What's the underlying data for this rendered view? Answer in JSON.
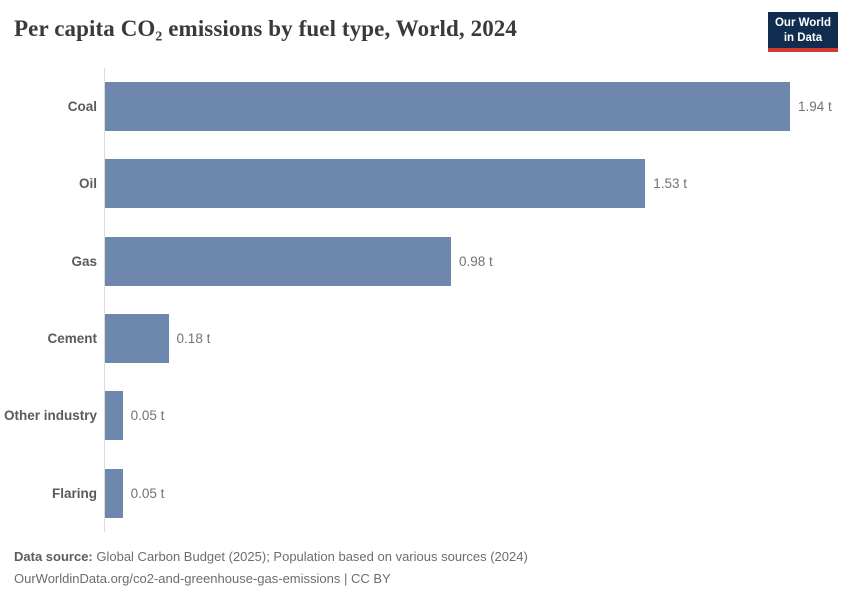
{
  "header": {
    "title": "Per capita CO₂ emissions by fuel type, World, 2024",
    "logo": {
      "line1": "Our World",
      "line2": "in Data"
    }
  },
  "chart_data": {
    "type": "bar",
    "orientation": "horizontal",
    "title": "Per capita CO₂ emissions by fuel type, World, 2024",
    "categories": [
      "Coal",
      "Oil",
      "Gas",
      "Cement",
      "Other industry",
      "Flaring"
    ],
    "values": [
      1.94,
      1.53,
      0.98,
      0.18,
      0.05,
      0.05
    ],
    "value_labels": [
      "1.94 t",
      "1.53 t",
      "0.98 t",
      "0.18 t",
      "0.05 t",
      "0.05 t"
    ],
    "unit": "t",
    "xlabel": "",
    "ylabel": "",
    "xlim": [
      0,
      1.94
    ],
    "grid": false,
    "legend": "none",
    "bar_color": "#6d87ad",
    "axis_line_color": "#dcdcdc"
  },
  "footer": {
    "data_source_label": "Data source:",
    "data_source_text": " Global Carbon Budget (2025); Population based on various sources (2024)",
    "attribution": "OurWorldinData.org/co2-and-greenhouse-gas-emissions | CC BY"
  }
}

WHAT IS ASKED -
Reproduce the material word for word, minus the images.

TASK SOLUTION -
What's the underlying data for this rendered view? Answer in JSON.
{
  "header": {
    "title": "Per capita CO₂ emissions by fuel type, World, 2024",
    "logo": {
      "line1": "Our World",
      "line2": "in Data"
    }
  },
  "chart_data": {
    "type": "bar",
    "orientation": "horizontal",
    "title": "Per capita CO₂ emissions by fuel type, World, 2024",
    "categories": [
      "Coal",
      "Oil",
      "Gas",
      "Cement",
      "Other industry",
      "Flaring"
    ],
    "values": [
      1.94,
      1.53,
      0.98,
      0.18,
      0.05,
      0.05
    ],
    "value_labels": [
      "1.94 t",
      "1.53 t",
      "0.98 t",
      "0.18 t",
      "0.05 t",
      "0.05 t"
    ],
    "unit": "t",
    "xlabel": "",
    "ylabel": "",
    "xlim": [
      0,
      1.94
    ],
    "grid": false,
    "legend": "none",
    "bar_color": "#6d87ad",
    "axis_line_color": "#dcdcdc"
  },
  "footer": {
    "data_source_label": "Data source:",
    "data_source_text": " Global Carbon Budget (2025); Population based on various sources (2024)",
    "attribution": "OurWorldinData.org/co2-and-greenhouse-gas-emissions | CC BY"
  }
}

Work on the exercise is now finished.